What needs to be done: Repeat the listing in full. Nothing may be added or left out.

Stored data:
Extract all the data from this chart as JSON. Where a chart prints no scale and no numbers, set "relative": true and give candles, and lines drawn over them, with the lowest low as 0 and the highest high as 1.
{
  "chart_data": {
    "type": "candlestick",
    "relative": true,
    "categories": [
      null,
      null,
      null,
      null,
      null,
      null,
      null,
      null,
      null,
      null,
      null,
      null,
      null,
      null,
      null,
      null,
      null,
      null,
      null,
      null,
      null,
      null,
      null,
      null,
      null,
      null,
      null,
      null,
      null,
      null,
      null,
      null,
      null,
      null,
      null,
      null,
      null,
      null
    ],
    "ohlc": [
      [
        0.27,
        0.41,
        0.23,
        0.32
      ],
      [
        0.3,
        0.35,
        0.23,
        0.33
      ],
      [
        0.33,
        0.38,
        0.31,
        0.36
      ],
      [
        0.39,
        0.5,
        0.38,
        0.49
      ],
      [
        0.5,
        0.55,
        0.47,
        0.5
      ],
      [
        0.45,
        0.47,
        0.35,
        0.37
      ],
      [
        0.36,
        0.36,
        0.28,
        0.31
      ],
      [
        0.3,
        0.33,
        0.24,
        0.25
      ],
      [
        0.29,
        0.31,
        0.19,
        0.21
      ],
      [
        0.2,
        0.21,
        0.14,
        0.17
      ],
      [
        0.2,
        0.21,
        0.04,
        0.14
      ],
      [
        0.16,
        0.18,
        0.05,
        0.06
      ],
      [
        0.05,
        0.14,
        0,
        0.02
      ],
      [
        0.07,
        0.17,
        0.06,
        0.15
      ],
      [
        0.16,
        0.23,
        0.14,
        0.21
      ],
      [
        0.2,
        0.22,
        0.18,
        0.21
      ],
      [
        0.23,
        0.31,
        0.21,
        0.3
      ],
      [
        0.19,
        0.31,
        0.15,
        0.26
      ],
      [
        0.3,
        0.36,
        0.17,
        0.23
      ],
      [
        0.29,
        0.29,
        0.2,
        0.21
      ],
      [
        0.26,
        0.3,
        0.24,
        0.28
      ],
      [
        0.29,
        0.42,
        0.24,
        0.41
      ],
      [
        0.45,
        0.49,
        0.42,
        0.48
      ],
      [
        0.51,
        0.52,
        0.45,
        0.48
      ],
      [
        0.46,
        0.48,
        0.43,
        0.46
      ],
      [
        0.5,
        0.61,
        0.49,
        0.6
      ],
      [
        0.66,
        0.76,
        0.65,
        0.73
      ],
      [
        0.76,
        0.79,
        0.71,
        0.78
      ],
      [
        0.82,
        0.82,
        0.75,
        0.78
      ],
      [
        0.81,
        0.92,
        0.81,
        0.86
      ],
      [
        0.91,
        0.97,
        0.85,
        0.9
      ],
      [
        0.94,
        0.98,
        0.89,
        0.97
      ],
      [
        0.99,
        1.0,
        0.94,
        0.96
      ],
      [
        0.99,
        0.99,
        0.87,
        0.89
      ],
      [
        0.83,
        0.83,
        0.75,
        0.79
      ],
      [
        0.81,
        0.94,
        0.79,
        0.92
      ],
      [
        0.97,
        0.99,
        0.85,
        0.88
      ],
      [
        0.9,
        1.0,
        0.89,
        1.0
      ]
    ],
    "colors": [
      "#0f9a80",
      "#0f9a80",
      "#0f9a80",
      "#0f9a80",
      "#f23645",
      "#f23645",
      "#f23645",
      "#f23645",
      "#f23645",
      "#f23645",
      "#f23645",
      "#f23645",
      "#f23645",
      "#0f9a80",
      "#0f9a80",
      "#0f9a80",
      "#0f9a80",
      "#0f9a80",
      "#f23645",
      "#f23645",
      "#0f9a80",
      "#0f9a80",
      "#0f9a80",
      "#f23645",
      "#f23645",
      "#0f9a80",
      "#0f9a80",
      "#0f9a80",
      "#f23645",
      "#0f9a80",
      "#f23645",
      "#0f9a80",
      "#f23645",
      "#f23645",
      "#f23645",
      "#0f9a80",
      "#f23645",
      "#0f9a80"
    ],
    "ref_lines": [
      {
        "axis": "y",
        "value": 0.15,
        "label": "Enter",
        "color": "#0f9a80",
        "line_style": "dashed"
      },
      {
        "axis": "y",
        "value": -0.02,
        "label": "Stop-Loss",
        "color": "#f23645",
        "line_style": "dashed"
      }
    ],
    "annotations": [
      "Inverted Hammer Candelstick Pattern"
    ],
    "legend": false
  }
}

Answer for the task:
Extract all the data from this chart as JSON. Where a chart prints no scale and no numbers, set "relative": true and give candles, and lines drawn over them, with the lowest low as 0 and the highest high as 1.
{
  "chart_data": {
    "type": "candlestick",
    "relative": true,
    "categories": [
      null,
      null,
      null,
      null,
      null,
      null,
      null,
      null,
      null,
      null,
      null,
      null,
      null,
      null,
      null,
      null,
      null,
      null,
      null,
      null,
      null,
      null,
      null,
      null,
      null,
      null,
      null,
      null,
      null,
      null,
      null,
      null,
      null,
      null,
      null,
      null,
      null,
      null
    ],
    "ohlc": [
      [
        0.27,
        0.41,
        0.23,
        0.32
      ],
      [
        0.3,
        0.35,
        0.23,
        0.33
      ],
      [
        0.33,
        0.38,
        0.31,
        0.36
      ],
      [
        0.39,
        0.5,
        0.38,
        0.49
      ],
      [
        0.5,
        0.55,
        0.47,
        0.5
      ],
      [
        0.45,
        0.47,
        0.35,
        0.37
      ],
      [
        0.36,
        0.36,
        0.28,
        0.31
      ],
      [
        0.3,
        0.33,
        0.24,
        0.25
      ],
      [
        0.29,
        0.31,
        0.19,
        0.21
      ],
      [
        0.2,
        0.21,
        0.14,
        0.17
      ],
      [
        0.2,
        0.21,
        0.04,
        0.14
      ],
      [
        0.16,
        0.18,
        0.05,
        0.06
      ],
      [
        0.05,
        0.14,
        0,
        0.02
      ],
      [
        0.07,
        0.17,
        0.06,
        0.15
      ],
      [
        0.16,
        0.23,
        0.14,
        0.21
      ],
      [
        0.2,
        0.22,
        0.18,
        0.21
      ],
      [
        0.23,
        0.31,
        0.21,
        0.3
      ],
      [
        0.19,
        0.31,
        0.15,
        0.26
      ],
      [
        0.3,
        0.36,
        0.17,
        0.23
      ],
      [
        0.29,
        0.29,
        0.2,
        0.21
      ],
      [
        0.26,
        0.3,
        0.24,
        0.28
      ],
      [
        0.29,
        0.42,
        0.24,
        0.41
      ],
      [
        0.45,
        0.49,
        0.42,
        0.48
      ],
      [
        0.51,
        0.52,
        0.45,
        0.48
      ],
      [
        0.46,
        0.48,
        0.43,
        0.46
      ],
      [
        0.5,
        0.61,
        0.49,
        0.6
      ],
      [
        0.66,
        0.76,
        0.65,
        0.73
      ],
      [
        0.76,
        0.79,
        0.71,
        0.78
      ],
      [
        0.82,
        0.82,
        0.75,
        0.78
      ],
      [
        0.81,
        0.92,
        0.81,
        0.86
      ],
      [
        0.91,
        0.97,
        0.85,
        0.9
      ],
      [
        0.94,
        0.98,
        0.89,
        0.97
      ],
      [
        0.99,
        1.0,
        0.94,
        0.96
      ],
      [
        0.99,
        0.99,
        0.87,
        0.89
      ],
      [
        0.83,
        0.83,
        0.75,
        0.79
      ],
      [
        0.81,
        0.94,
        0.79,
        0.92
      ],
      [
        0.97,
        0.99,
        0.85,
        0.88
      ],
      [
        0.9,
        1.0,
        0.89,
        1.0
      ]
    ],
    "colors": [
      "#0f9a80",
      "#0f9a80",
      "#0f9a80",
      "#0f9a80",
      "#f23645",
      "#f23645",
      "#f23645",
      "#f23645",
      "#f23645",
      "#f23645",
      "#f23645",
      "#f23645",
      "#f23645",
      "#0f9a80",
      "#0f9a80",
      "#0f9a80",
      "#0f9a80",
      "#0f9a80",
      "#f23645",
      "#f23645",
      "#0f9a80",
      "#0f9a80",
      "#0f9a80",
      "#f23645",
      "#f23645",
      "#0f9a80",
      "#0f9a80",
      "#0f9a80",
      "#f23645",
      "#0f9a80",
      "#f23645",
      "#0f9a80",
      "#f23645",
      "#f23645",
      "#f23645",
      "#0f9a80",
      "#f23645",
      "#0f9a80"
    ],
    "ref_lines": [
      {
        "axis": "y",
        "value": 0.15,
        "label": "Enter",
        "color": "#0f9a80",
        "line_style": "dashed"
      },
      {
        "axis": "y",
        "value": -0.02,
        "label": "Stop-Loss",
        "color": "#f23645",
        "line_style": "dashed"
      }
    ],
    "annotations": [
      "Inverted Hammer Candelstick Pattern"
    ],
    "legend": false
  }
}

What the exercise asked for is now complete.